• What is asked:
Collect every line in the records below that contains the word "SUVmax".

Stored items:
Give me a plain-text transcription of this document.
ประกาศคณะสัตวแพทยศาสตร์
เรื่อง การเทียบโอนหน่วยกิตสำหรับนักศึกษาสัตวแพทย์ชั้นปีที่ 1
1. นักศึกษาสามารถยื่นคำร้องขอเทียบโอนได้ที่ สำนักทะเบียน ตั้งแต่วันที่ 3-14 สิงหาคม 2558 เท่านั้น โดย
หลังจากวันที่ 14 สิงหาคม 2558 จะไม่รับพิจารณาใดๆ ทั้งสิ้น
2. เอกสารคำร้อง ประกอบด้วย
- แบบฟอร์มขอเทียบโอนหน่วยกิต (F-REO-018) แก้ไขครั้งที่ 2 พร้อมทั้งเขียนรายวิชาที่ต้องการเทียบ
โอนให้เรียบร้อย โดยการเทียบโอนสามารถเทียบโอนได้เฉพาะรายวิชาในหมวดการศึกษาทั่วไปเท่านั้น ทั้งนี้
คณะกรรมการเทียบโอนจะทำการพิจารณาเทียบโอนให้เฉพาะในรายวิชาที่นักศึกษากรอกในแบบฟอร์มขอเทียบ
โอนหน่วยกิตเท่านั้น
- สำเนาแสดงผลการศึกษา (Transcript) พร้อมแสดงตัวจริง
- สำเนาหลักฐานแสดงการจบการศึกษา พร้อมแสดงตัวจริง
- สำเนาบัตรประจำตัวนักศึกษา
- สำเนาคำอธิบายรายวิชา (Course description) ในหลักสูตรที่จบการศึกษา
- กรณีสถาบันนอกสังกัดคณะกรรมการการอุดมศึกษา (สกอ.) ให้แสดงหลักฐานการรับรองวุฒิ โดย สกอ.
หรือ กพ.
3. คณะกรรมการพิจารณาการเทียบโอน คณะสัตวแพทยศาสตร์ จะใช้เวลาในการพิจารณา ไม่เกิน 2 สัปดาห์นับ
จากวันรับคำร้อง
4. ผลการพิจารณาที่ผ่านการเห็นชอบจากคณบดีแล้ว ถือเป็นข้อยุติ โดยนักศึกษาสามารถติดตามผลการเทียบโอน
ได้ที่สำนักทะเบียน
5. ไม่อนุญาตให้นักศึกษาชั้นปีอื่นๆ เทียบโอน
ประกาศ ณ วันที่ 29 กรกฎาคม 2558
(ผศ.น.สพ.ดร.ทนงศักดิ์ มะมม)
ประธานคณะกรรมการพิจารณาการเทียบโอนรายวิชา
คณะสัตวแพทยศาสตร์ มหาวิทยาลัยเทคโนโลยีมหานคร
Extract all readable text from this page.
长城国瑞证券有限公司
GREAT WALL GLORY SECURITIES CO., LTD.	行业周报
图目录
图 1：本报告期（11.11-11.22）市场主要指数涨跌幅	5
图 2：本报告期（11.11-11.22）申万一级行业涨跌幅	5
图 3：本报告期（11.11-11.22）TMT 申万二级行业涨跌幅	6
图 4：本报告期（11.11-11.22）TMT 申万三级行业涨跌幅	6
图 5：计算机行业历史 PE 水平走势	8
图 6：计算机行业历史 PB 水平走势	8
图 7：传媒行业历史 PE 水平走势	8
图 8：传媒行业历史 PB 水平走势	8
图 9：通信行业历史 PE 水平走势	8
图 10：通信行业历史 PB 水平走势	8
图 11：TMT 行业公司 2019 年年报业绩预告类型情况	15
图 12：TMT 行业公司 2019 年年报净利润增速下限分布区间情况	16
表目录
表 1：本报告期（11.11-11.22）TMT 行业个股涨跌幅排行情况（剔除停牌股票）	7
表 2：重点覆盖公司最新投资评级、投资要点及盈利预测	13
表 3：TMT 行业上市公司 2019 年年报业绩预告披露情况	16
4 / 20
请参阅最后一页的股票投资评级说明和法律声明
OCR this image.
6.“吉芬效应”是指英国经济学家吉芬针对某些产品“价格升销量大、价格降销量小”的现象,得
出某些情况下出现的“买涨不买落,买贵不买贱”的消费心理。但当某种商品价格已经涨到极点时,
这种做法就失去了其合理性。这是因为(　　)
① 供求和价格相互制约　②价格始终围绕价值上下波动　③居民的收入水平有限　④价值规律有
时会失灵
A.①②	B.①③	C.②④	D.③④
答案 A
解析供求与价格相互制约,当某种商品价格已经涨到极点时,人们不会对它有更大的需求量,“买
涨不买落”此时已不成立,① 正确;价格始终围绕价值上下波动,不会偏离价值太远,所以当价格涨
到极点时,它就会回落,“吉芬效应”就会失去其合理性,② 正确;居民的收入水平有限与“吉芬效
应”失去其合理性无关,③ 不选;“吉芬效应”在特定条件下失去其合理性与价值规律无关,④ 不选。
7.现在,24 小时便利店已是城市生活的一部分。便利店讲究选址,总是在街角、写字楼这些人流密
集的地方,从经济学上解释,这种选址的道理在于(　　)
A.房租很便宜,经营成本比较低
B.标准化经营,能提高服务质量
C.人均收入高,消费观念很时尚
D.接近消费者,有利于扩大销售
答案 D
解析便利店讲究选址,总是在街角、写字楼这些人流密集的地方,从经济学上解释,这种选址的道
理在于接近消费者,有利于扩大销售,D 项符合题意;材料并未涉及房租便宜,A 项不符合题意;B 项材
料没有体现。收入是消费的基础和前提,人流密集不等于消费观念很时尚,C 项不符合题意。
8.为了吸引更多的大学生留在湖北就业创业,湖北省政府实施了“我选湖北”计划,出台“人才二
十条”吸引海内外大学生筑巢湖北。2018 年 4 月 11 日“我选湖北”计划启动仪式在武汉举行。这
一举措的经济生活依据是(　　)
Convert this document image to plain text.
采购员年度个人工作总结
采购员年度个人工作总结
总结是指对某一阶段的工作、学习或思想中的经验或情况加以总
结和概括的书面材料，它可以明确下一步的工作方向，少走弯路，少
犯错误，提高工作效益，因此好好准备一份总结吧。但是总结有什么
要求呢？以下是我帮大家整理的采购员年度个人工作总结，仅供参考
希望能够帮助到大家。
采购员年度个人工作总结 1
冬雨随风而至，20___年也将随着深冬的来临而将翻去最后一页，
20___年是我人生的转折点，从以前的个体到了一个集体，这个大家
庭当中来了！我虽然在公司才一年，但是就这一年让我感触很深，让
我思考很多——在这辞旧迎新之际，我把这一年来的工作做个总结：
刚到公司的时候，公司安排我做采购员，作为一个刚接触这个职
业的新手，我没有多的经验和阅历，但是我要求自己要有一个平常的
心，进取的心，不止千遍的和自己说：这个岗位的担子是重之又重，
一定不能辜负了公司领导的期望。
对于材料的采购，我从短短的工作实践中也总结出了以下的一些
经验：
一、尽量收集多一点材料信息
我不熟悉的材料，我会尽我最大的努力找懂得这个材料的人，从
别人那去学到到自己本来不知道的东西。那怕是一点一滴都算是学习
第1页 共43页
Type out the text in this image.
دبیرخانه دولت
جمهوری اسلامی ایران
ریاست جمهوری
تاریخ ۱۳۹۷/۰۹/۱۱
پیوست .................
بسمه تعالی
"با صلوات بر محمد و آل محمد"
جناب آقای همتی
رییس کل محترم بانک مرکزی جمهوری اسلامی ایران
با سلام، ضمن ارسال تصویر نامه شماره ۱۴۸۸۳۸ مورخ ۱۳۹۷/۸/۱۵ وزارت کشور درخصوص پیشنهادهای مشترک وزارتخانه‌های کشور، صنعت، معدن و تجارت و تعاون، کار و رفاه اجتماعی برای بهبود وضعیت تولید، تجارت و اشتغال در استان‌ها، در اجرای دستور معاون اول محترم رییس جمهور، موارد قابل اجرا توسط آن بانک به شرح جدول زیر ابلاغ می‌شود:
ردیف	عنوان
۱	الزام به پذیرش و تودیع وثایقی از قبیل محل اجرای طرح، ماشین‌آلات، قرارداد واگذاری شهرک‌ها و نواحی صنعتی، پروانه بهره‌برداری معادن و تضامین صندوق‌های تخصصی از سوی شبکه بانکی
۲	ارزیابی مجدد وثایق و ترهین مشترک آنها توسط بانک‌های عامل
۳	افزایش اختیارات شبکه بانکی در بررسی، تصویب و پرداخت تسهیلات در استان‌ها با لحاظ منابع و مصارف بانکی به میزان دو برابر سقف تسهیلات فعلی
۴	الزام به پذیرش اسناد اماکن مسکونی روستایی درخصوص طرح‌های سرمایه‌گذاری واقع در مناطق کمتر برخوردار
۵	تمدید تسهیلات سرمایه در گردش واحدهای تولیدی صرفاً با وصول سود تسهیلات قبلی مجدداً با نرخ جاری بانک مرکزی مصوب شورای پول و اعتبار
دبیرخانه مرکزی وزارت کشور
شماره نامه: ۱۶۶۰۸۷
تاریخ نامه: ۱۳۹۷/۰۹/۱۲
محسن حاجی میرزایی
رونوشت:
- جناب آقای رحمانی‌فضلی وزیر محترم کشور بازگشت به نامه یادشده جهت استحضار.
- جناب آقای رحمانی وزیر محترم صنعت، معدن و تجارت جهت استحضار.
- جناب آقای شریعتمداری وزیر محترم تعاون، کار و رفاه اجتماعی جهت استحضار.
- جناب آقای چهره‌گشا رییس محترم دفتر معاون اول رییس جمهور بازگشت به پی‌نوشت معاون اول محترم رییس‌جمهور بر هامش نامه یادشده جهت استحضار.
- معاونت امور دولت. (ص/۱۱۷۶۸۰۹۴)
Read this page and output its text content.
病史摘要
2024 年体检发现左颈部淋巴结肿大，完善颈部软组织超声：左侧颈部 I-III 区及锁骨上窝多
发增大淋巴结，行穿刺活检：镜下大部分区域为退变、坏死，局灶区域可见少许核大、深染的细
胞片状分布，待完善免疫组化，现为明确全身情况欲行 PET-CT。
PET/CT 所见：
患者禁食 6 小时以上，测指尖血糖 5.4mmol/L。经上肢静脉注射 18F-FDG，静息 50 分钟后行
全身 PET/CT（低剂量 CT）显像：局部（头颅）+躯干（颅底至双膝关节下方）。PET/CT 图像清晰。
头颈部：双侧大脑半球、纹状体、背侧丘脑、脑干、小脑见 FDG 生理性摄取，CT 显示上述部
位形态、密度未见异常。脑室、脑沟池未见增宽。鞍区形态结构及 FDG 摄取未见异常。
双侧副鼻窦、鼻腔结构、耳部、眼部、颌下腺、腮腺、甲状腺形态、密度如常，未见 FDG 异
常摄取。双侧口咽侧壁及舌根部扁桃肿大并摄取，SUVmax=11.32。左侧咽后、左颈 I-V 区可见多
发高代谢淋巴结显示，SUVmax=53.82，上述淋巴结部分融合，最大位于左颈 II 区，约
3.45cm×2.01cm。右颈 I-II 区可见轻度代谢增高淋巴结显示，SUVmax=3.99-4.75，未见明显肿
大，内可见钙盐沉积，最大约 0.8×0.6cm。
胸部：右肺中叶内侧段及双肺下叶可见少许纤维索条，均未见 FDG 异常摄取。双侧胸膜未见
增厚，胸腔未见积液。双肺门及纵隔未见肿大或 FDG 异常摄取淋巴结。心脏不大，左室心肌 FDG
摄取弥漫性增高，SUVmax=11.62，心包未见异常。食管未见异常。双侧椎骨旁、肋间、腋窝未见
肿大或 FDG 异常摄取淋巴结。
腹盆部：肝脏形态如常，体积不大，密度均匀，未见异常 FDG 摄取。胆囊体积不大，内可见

• Exercise answer:
常摄取。双侧口咽侧壁及舌根部扁桃肿大并摄取，SUVmax=11.32。左侧咽后、左颈 I-V 区可见多
发高代谢淋巴结显示，SUVmax=53.82，上述淋巴结部分融合，最大位于左颈 II 区，约
3.45cm×2.01cm。右颈 I-II 区可见轻度代谢增高淋巴结显示，SUVmax=3.99-4.75，未见明显肿
摄取弥漫性增高，SUVmax=11.62，心包未见异常。食管未见异常。双侧椎骨旁、肋间、腋窝未见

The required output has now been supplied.